→ Отрывок для чтения

----

Однако времени у русских военачальников, загнавших самих себя в жесточайший цейтнот, не оказалось – к 15 августа «практически центр и каждый фланг 2-й армии действовали уже трое суток по собственному усмотрению, не считаясь с положением соседей и не имея связи»[189]. Теперь оставалось только отступать. Однако командарм-2 А.В. Самсонов, рассчитывая на то, что после отстранения генерала Артамонова 1-й армейский корпус все-таки заслонит левый фланг армии, не решился на немедленный отвод центральной группы, и 13-й армейский корпус целый день простоял без движения. Пока 15-й армейский корпус Н.Н. Мартоса и 23-й армейский корпус К.А. Кондратовича в упорных боях теснили германский 20-й корпус, 13-й армейский корпус спокойно продвигался вперед, занял Алленштейн и только теперь был остановлен для оказания поддержки соседям.

Надо сказать, что отсутствие перед генералом Клюевым значительных неприятельских сил не повлияло на комкора-13 в смысле осторожности, и 13-й армейский корпус в итоге оторвался от общего фронта движения, потеряв непосредственную связь с соседями. В довершение прочего, когда авиационная разведка корпуса обнаружила двигавшиеся с востока к Алленштейну войсковые колонны, то Клюев принял их за 6-й армейский корпус, хотя в действительности это были авангарды германского 1-го резервного корпуса.

----

→ Данные набора
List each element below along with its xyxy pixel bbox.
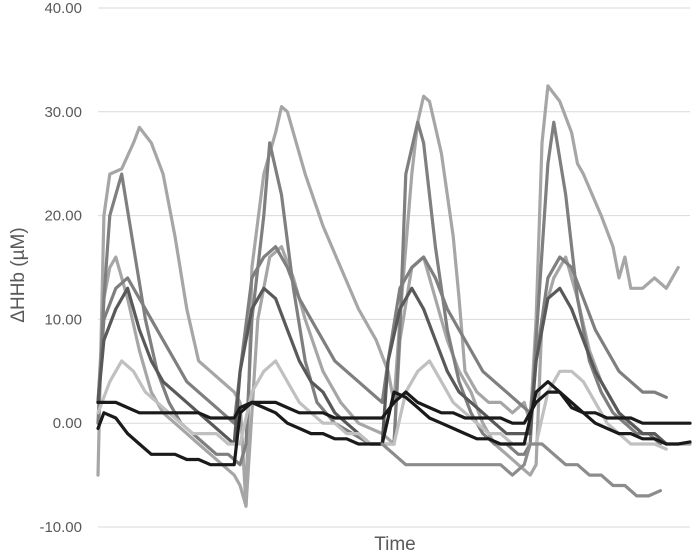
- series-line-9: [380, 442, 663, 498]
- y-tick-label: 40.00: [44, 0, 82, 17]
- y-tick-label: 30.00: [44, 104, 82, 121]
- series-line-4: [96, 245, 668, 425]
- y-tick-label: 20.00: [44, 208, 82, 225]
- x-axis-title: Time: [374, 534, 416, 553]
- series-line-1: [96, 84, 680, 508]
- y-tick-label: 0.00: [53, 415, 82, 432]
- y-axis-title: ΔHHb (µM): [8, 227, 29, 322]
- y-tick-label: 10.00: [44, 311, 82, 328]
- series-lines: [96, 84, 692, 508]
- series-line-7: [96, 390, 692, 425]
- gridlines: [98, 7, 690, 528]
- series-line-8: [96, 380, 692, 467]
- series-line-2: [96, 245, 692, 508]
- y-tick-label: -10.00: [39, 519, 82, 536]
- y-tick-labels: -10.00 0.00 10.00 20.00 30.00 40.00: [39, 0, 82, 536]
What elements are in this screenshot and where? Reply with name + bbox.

----

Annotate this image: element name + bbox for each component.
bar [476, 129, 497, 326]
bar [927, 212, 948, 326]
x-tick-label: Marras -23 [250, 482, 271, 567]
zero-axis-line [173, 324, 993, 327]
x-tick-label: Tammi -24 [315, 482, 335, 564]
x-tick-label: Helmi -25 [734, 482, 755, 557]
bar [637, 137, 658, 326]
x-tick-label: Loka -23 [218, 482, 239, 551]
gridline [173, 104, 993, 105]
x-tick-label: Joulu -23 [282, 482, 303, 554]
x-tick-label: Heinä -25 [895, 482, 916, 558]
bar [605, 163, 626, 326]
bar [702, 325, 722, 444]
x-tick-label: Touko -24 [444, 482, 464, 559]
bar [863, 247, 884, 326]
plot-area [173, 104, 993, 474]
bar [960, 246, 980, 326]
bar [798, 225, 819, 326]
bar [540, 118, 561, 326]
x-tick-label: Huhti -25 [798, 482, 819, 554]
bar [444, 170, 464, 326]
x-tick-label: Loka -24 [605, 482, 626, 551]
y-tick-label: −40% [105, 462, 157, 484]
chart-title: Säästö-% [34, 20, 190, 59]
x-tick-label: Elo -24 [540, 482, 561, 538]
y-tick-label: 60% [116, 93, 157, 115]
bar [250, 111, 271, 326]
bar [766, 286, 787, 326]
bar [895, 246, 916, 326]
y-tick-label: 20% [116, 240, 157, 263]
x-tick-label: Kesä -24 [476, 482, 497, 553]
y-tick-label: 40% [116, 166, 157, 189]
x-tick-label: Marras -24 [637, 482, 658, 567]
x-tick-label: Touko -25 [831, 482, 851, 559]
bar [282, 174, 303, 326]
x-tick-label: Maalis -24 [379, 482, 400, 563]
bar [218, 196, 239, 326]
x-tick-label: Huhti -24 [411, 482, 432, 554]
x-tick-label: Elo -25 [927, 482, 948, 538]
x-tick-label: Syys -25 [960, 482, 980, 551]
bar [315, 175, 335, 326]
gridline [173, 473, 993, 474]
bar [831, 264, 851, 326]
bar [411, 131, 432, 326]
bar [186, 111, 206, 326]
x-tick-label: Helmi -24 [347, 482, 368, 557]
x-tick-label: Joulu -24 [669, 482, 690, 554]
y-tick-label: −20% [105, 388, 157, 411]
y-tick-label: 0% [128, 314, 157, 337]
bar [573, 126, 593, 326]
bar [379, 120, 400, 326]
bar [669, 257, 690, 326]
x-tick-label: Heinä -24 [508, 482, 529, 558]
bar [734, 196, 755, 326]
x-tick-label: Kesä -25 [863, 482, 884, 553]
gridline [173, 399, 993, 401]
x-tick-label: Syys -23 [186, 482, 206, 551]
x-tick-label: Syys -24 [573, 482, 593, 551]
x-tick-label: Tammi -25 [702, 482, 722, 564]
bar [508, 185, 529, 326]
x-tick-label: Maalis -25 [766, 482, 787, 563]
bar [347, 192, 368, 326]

----

→ Задания
- 1) Соответствуют ли отрывку для чтения утверждения (а), (б) и (в)? На каждое ответьте «да» или «нет» и приведите решающие слова отрывка дословной цитатой.
(а) К 15 августа центр и фланги 2-й армии уже трое суток действовали без связи.
(б) Самсонов сразу приказал отвести центральную группу.
(в) Колонны, обнаруженные авиаразведкой, Клюев принял за германский 1-й резервный корпус.
- 2) Изложите отрывок для чтения в двух предложениях.

→ Ответы по заданиям
- 1)
(а) Да: «практически центр и каждый фланг 2-й армии действовали уже трое суток по собственному усмотрению, не считаясь с положением соседей и не имея связи».
(б) Нет: «не решился на немедленный отвод центральной группы».
(в) Нет: «Клюев принял их за 6-й армейский корпус, хотя в действительности это были авангарды германского 1-го резервного корпуса».

- 2) К 15 августа части 2-й армии уже трое суток действовали по собственному усмотрению и без связи, так что оставалось только отступать, но Самсонов не решился на немедленный отвод центральной группы. 13-й армейский корпус Клюева оторвался от общего фронта и потерял связь с соседями, а колонны, шедшие с востока к Алленштейну, Клюев принял за 6-й армейский корпус, хотя это были авангарды германского 1-го резервного корпуса.